Your instructions >> From the listing, collect all lines containing the word "this".

Record list >>

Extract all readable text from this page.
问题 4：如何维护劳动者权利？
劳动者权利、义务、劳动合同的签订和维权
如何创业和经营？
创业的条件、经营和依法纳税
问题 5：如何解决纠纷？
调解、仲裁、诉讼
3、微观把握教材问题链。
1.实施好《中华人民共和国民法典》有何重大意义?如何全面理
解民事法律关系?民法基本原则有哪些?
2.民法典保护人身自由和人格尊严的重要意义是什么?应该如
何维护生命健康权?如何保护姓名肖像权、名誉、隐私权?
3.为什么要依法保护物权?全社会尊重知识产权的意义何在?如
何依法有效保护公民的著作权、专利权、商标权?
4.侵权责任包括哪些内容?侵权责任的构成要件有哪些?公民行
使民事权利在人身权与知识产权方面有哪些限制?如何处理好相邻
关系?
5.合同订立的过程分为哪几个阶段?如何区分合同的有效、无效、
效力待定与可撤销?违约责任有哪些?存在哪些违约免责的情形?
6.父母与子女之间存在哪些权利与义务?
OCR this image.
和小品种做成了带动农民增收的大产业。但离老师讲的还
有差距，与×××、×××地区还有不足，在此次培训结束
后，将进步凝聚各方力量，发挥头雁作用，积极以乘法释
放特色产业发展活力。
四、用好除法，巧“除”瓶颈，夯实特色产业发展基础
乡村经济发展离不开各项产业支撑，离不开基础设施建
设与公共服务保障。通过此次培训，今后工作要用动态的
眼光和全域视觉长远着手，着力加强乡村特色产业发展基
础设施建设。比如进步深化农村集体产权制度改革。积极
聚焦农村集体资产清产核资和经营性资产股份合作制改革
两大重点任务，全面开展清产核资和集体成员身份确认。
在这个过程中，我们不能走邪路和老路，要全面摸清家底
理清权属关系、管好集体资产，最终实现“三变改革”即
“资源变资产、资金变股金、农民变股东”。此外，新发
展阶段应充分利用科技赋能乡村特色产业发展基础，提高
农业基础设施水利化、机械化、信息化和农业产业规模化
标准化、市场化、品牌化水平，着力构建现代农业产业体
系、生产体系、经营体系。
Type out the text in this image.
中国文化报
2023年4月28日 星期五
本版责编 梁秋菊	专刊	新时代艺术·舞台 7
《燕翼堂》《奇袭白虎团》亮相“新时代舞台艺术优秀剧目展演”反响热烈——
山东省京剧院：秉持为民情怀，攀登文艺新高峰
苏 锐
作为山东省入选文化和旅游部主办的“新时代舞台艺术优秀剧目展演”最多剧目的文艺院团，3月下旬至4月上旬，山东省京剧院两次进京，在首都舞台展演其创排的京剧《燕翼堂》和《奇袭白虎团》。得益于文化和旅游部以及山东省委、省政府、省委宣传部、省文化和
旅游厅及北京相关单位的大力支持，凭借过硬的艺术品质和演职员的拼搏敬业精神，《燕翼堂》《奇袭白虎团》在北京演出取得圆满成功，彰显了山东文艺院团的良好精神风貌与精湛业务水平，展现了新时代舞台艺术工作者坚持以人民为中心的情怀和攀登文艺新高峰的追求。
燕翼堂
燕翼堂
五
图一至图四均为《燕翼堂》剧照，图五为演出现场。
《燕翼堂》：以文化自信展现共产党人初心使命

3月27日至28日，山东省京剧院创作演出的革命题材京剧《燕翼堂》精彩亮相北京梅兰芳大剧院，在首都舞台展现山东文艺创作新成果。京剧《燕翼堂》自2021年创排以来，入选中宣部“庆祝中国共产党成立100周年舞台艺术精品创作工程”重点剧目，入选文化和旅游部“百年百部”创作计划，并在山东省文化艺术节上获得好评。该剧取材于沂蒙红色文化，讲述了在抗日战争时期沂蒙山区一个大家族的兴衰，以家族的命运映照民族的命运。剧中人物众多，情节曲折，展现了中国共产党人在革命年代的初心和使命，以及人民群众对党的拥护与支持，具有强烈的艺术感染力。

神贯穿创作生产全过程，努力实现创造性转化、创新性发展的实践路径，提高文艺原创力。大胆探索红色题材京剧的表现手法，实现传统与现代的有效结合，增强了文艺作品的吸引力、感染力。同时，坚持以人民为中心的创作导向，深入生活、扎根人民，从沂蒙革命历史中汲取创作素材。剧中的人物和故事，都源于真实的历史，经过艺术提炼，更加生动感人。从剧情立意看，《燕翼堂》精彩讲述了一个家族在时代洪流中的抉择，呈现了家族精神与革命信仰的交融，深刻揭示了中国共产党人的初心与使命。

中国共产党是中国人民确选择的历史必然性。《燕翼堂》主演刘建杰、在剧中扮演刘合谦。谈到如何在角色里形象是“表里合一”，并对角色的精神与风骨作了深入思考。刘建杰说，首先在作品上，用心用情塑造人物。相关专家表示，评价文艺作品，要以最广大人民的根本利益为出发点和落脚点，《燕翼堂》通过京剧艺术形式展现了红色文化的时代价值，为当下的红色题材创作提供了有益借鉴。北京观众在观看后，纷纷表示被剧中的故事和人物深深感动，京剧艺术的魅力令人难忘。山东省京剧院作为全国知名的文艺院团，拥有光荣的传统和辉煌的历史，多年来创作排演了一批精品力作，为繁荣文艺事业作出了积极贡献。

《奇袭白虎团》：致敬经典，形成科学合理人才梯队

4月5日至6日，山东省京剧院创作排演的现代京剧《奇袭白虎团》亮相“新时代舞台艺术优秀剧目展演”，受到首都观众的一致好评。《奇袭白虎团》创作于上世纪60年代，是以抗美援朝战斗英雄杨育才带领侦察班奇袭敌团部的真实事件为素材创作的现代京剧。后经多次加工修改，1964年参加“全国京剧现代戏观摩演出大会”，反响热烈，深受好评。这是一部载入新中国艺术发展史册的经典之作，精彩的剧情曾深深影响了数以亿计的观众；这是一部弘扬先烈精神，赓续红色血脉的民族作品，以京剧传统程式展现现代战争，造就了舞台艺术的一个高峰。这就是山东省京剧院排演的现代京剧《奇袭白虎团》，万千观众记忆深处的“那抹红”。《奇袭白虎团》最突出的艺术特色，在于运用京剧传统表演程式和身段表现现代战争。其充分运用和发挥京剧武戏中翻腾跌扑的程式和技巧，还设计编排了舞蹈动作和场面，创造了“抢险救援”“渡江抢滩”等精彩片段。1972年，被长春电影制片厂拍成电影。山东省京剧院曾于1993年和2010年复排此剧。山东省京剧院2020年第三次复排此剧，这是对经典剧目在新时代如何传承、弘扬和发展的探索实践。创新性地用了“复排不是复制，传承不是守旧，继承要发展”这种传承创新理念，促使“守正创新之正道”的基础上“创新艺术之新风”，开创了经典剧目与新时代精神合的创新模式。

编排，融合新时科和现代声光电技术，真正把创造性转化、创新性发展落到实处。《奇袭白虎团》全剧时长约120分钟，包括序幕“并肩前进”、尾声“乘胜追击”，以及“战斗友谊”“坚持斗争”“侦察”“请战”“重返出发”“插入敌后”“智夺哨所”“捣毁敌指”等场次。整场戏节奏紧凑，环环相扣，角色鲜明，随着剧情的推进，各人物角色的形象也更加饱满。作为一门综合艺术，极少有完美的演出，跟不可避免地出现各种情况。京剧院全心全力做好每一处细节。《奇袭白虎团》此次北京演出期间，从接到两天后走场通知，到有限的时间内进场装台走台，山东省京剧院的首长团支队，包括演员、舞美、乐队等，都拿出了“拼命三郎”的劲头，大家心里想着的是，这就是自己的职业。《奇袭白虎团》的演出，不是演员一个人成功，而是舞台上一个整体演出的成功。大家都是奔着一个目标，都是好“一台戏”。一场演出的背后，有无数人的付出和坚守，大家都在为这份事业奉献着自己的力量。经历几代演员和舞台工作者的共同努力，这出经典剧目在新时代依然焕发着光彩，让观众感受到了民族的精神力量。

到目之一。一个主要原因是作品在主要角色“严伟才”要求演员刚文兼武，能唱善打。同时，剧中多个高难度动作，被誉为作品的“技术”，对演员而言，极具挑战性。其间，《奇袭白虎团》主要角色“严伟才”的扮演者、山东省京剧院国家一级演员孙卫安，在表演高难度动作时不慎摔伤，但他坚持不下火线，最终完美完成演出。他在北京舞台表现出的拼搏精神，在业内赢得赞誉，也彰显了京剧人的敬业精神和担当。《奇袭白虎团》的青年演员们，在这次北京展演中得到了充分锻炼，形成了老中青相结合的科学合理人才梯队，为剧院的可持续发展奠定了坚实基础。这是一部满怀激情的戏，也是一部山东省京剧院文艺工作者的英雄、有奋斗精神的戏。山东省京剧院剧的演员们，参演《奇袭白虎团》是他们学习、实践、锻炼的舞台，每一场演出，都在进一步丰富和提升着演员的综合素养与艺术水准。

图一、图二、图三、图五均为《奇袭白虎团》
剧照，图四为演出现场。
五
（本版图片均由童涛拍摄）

Response to the exercise >>
Extract all readable text from this page.
OCR this image.
Type out the text in this image.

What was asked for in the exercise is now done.